▶ **Your objective**: Look at the entries below and reproduce them exactly.

▶ **Records for this task**:
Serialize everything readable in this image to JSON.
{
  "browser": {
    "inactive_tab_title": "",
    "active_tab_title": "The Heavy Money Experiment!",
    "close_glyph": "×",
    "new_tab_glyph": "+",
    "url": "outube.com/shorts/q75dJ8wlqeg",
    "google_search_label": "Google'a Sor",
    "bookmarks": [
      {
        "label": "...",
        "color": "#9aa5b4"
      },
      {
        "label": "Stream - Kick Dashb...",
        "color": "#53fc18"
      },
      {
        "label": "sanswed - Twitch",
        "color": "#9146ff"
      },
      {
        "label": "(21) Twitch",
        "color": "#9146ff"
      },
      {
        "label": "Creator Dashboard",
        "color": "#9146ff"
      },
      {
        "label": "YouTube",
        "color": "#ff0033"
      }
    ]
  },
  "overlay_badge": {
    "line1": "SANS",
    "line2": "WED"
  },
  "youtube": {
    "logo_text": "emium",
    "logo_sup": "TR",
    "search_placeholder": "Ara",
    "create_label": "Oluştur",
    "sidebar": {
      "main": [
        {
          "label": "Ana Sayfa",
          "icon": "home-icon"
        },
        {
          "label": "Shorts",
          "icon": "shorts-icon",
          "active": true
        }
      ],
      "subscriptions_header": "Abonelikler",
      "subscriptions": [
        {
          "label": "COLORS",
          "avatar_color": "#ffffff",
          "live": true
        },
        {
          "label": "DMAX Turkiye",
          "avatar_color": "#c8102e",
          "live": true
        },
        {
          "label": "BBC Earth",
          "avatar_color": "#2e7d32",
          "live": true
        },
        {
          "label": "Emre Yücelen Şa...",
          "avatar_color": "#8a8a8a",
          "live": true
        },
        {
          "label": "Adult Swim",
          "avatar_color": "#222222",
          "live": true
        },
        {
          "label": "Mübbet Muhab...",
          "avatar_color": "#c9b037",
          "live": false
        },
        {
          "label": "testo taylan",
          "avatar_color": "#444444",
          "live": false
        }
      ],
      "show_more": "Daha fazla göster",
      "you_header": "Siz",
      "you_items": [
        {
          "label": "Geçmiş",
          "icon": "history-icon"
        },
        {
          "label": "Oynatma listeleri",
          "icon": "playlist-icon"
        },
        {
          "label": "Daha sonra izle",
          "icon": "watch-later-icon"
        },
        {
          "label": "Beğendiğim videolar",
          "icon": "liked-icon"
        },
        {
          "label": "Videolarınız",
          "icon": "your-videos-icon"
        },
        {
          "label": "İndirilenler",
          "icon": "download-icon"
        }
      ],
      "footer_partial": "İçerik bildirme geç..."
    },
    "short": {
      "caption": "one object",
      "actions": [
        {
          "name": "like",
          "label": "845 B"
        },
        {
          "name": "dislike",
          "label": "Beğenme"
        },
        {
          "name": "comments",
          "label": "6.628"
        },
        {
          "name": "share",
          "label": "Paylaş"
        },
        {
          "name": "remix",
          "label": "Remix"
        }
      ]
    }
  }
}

▶ **Solution for this exercise**:
Serialize everything readable in this image to JSON.
{
  "browser": {
    "inactive_tab_title": "",
    "active_tab_title": "The Heavy Money Experiment!",
    "close_glyph": "×",
    "new_tab_glyph": "+",
    "url": "outube.com/shorts/q75dJ8wlqeg",
    "google_search_label": "Google'a Sor",
    "bookmarks": [
      {
        "label": "...",
        "color": "#9aa5b4"
      },
      {
        "label": "Stream - Kick Dashb...",
        "color": "#53fc18"
      },
      {
        "label": "sanswed - Twitch",
        "color": "#9146ff"
      },
      {
        "label": "(21) Twitch",
        "color": "#9146ff"
      },
      {
        "label": "Creator Dashboard",
        "color": "#9146ff"
      },
      {
        "label": "YouTube",
        "color": "#ff0033"
      }
    ]
  },
  "overlay_badge": {
    "line1": "SANS",
    "line2": "WED"
  },
  "youtube": {
    "logo_text": "emium",
    "logo_sup": "TR",
    "search_placeholder": "Ara",
    "create_label": "Oluştur",
    "sidebar": {
      "main": [
        {
          "label": "Ana Sayfa",
          "icon": "home-icon"
        },
        {
          "label": "Shorts",
          "icon": "shorts-icon",
          "active": true
        }
      ],
      "subscriptions_header": "Abonelikler",
      "subscriptions": [
        {
          "label": "COLORS",
          "avatar_color": "#ffffff",
          "live": true
        },
        {
          "label": "DMAX Turkiye",
          "avatar_color": "#c8102e",
          "live": true
        },
        {
          "label": "BBC Earth",
          "avatar_color": "#2e7d32",
          "live": true
        },
        {
          "label": "Emre Yücelen Şa...",
          "avatar_color": "#8a8a8a",
          "live": true
        },
        {
          "label": "Adult Swim",
          "avatar_color": "#222222",
          "live": true
        },
        {
          "label": "Mübbet Muhab...",
          "avatar_color": "#c9b037",
          "live": false
        },
        {
          "label": "testo taylan",
          "avatar_color": "#444444",
          "live": false
        }
      ],
      "show_more": "Daha fazla göster",
      "you_header": "Siz",
      "you_items": [
        {
          "label": "Geçmiş",
          "icon": "history-icon"
        },
        {
          "label": "Oynatma listeleri",
          "icon": "playlist-icon"
        },
        {
          "label": "Daha sonra izle",
          "icon": "watch-later-icon"
        },
        {
          "label": "Beğendiğim videolar",
          "icon": "liked-icon"
        },
        {
          "label": "Videolarınız",
          "icon": "your-videos-icon"
        },
        {
          "label": "İndirilenler",
          "icon": "download-icon"
        }
      ],
      "footer_partial": "İçerik bildirme geç..."
    },
    "short": {
      "caption": "one object",
      "actions": [
        {
          "name": "like",
          "label": "845 B"
        },
        {
          "name": "dislike",
          "label": "Beğenme"
        },
        {
          "name": "comments",
          "label": "6.628"
        },
        {
          "name": "share",
          "label": "Paylaş"
        },
        {
          "name": "remix",
          "label": "Remix"
        }
      ]
    }
  }
}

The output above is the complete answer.